Task instructions >>
Look through the data for the string "protocols". Copy every line where it is found.

Available data >>
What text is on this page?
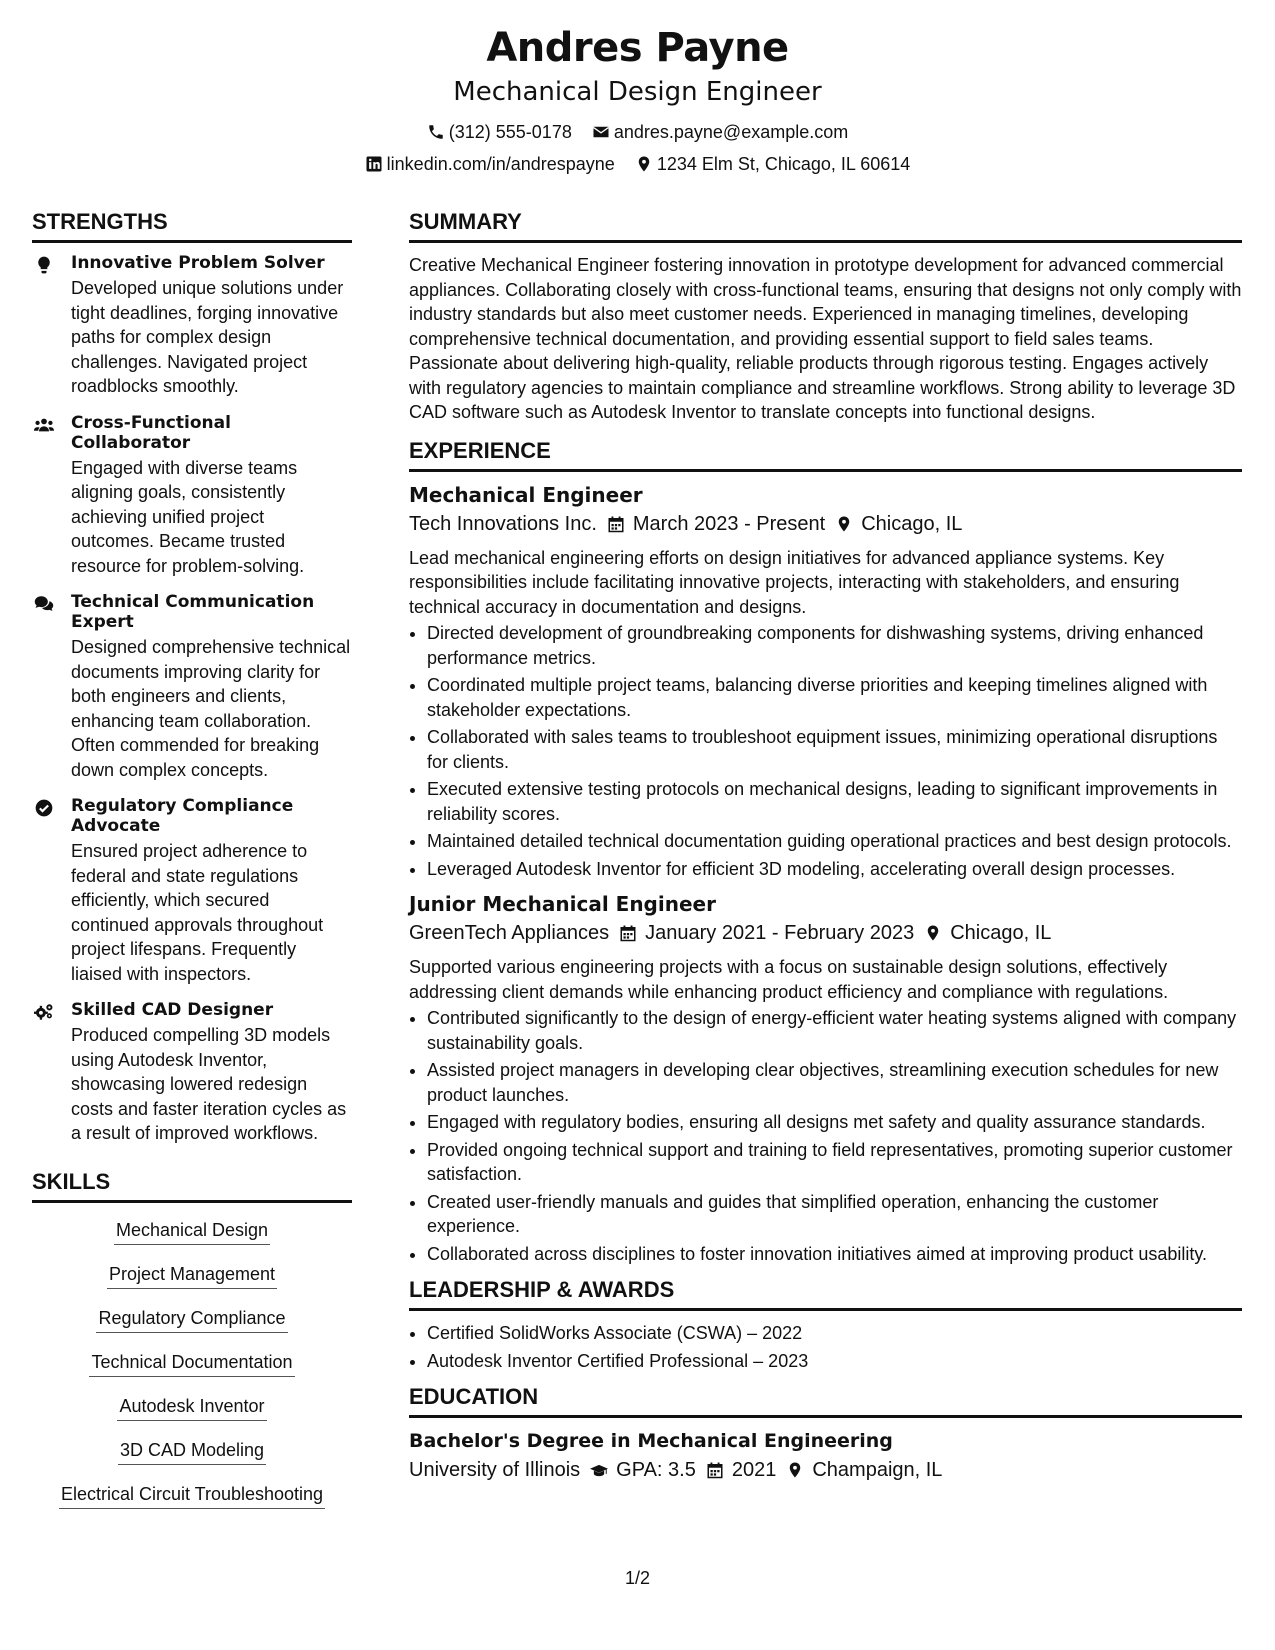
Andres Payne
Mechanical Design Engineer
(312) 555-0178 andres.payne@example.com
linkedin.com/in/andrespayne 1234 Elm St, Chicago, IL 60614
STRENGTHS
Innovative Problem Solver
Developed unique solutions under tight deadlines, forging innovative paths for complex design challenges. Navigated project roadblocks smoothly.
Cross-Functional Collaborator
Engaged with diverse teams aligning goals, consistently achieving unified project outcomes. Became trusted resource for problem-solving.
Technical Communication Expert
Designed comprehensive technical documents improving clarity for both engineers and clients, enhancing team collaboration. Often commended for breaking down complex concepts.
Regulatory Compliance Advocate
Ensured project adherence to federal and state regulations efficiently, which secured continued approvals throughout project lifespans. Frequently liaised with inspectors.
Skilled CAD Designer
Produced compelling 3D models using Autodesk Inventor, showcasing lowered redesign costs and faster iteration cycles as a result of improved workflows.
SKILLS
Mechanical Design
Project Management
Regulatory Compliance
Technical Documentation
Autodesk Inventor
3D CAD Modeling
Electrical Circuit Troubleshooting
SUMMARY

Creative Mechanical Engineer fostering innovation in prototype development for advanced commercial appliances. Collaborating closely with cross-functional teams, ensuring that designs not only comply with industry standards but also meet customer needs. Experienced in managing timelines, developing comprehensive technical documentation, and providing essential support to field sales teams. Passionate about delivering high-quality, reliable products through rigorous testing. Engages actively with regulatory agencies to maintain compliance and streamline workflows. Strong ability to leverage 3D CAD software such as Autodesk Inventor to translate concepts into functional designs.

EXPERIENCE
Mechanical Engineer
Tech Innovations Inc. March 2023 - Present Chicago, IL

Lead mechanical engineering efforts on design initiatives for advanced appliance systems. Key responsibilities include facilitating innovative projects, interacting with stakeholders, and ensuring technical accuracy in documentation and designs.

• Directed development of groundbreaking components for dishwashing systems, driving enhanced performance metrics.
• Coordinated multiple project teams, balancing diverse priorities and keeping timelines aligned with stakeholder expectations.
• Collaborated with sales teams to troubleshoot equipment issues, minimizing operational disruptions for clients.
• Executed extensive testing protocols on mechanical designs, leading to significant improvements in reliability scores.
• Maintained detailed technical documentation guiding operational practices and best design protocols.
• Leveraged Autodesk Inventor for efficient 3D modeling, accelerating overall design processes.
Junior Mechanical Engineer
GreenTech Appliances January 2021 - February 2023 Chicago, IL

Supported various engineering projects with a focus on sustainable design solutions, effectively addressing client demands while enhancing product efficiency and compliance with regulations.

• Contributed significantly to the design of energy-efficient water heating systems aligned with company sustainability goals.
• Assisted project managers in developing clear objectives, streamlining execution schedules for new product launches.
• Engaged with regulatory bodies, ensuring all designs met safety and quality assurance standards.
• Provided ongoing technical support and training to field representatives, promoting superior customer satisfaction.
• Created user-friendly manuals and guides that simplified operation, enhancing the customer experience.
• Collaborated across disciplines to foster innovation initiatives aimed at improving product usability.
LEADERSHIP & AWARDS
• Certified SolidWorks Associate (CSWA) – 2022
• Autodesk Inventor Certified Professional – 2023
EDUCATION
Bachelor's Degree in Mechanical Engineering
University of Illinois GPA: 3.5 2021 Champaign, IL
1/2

--

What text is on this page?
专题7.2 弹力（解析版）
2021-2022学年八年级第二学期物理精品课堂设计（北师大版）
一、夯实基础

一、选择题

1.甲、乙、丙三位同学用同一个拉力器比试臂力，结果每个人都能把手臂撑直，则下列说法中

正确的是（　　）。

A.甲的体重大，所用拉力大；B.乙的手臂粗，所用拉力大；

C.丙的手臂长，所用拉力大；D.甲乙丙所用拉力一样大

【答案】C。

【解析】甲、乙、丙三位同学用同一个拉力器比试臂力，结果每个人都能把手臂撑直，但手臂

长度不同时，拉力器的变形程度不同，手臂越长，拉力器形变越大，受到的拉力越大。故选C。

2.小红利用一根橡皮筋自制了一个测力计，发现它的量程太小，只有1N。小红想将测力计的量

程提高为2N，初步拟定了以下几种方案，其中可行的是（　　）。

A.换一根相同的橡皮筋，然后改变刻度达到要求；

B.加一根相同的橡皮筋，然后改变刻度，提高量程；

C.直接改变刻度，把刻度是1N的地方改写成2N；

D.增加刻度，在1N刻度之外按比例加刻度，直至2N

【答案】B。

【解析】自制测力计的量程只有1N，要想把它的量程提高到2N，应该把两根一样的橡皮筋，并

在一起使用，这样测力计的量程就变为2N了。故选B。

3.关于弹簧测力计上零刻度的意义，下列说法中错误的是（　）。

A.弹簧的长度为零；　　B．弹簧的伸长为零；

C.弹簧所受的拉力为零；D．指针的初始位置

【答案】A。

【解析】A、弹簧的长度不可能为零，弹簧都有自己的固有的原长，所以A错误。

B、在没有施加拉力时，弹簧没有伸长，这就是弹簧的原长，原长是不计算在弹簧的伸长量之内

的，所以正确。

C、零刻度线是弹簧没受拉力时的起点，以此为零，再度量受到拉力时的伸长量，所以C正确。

---

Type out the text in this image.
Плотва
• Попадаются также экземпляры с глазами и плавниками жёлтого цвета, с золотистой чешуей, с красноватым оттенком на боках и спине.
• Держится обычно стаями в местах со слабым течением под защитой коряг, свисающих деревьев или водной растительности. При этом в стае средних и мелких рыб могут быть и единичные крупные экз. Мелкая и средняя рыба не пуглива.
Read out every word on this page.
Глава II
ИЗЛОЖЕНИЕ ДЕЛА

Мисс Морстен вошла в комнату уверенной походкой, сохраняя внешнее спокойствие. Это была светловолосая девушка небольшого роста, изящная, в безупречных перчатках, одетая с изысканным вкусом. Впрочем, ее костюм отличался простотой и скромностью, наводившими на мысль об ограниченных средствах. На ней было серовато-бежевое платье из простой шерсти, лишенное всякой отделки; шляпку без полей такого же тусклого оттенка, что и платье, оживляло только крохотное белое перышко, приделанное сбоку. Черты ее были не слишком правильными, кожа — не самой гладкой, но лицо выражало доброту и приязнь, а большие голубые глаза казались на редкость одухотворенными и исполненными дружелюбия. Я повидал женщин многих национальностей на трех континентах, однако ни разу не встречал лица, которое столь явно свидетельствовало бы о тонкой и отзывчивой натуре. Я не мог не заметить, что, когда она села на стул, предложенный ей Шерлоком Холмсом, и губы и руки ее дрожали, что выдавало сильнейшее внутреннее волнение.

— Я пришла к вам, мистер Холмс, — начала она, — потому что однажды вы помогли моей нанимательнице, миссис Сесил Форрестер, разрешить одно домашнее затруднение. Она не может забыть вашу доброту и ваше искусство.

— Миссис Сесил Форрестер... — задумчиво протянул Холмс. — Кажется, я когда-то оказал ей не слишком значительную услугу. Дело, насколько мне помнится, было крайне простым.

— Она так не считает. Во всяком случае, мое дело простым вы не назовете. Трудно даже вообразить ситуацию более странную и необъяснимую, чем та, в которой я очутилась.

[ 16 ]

Final result >>
• Executed extensive testing protocols on mechanical designs, leading to significant improvements in reliability scores.
• Maintained detailed technical documentation guiding operational practices and best design protocols.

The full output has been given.